■ WHAT THIS EXERCISE ASKS
1. In the rat cage thread, copy the passage verbatim from "So I have two" up to and including "(May 24, 2013)".
2. Which bedding does the rat cage thread say tends to make odors worse instead of keeping them down?

■ SELECTED TEXT
+++++
# VERY smelly cage right after cleaning?



## sugar&spice_ (Jan 31, 2013)

So I have two stinky little boys, who have what I call a "rat mansion" LOL 
Its a very large, spacious and ventilated cage, but I've noticed that two or three days after I change the cage (And I thoroughly clean it) it begins to smell quite bad again.
Am I doing something wrong? Any tips on how to make the smell less strong?


----------



## Lightning (May 24, 2013)

Only thing I can suggest is make sure you are using a good bedding to control odors and also if if you have plastic shelves to wipe them out daily.


----------



## cagedbirdsinging (May 28, 2012)

It sounds counter-intuitive, but there is such a thing as too much cleaning.

If you remove all traces of their scent, males will go into overdrive to mark everything back up to make sure it's theirs again. More gentle cleaning gradually throughout the week as opposed to big thorough cleanings.

For example, change the bedding/liners one day. Another day, the hammocks/toys. The end of the week, the cage bars themselves.


----------



## Rumy91989 (Dec 31, 2012)

What does it smell like? Is it a urine smell, do they themselves smell strongly (the scent is best described as an old dorito smell), or is it a poop smell? Cleaning the cage more gradually will probably help a lot, but if its their stool it could be due to diet... poops from rats on a poor diet tend to smell quite badly and quite strongly. Urine can be a sign of overmarking, as mentioned above, and will be worse depending on your bedding. Carefresh tends to be especially bad about making ordors worse instead of keeping them down. Otherwise, if it's the rats themselves, they might need a good wipe down with an unscented baby wipe now and then.


----------



## RattieLove* (May 1, 2013)
+++++
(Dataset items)
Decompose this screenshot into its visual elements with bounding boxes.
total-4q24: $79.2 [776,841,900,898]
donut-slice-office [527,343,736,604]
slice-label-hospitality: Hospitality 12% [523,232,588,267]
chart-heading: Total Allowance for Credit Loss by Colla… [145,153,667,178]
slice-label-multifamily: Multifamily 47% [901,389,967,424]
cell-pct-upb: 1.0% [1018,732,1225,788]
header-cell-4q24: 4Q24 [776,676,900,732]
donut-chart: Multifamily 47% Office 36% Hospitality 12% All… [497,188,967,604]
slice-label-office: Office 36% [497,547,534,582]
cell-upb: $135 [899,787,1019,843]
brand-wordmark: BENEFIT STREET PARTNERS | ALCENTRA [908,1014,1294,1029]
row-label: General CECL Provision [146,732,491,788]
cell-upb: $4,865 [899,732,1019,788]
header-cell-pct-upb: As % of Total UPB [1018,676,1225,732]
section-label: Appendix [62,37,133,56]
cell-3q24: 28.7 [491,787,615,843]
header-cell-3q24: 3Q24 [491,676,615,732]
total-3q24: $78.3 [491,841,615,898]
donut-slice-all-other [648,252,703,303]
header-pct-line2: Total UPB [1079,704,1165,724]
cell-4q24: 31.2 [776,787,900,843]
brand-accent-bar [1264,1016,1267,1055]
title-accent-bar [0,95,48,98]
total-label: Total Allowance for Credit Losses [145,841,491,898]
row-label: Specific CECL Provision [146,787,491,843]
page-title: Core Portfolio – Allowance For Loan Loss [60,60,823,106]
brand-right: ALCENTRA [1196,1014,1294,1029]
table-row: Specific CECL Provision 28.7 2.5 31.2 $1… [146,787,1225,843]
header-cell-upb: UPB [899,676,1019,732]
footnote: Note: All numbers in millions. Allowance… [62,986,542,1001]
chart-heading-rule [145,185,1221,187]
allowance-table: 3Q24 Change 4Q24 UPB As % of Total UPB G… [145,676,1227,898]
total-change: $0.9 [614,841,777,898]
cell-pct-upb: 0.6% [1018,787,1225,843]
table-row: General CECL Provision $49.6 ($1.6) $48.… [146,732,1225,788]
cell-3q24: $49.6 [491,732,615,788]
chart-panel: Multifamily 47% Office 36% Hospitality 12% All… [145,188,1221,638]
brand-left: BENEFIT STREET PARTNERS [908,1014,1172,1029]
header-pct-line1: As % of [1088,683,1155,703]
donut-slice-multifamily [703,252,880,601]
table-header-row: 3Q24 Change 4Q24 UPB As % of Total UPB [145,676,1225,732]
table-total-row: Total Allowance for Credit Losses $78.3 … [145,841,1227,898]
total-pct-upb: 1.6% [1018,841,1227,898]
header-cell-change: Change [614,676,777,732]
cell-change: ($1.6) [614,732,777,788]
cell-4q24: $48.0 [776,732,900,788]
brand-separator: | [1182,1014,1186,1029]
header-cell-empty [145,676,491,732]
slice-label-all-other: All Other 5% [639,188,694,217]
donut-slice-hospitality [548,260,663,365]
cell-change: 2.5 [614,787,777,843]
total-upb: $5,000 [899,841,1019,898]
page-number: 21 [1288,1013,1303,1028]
+++++
■ TASK RESPONSES
1.
So I have two stinky little boys, who have what I call a "rat mansion" LOL 
Its a very large, spacious and ventilated cage, but I've noticed that two or three days after I change the cage (And I thoroughly clean it) it begins to smell quite bad again.
Am I doing something wrong? Any tips on how to make the smell less strong?


----------



## Lightning (May 24, 2013)

2. Carefresh.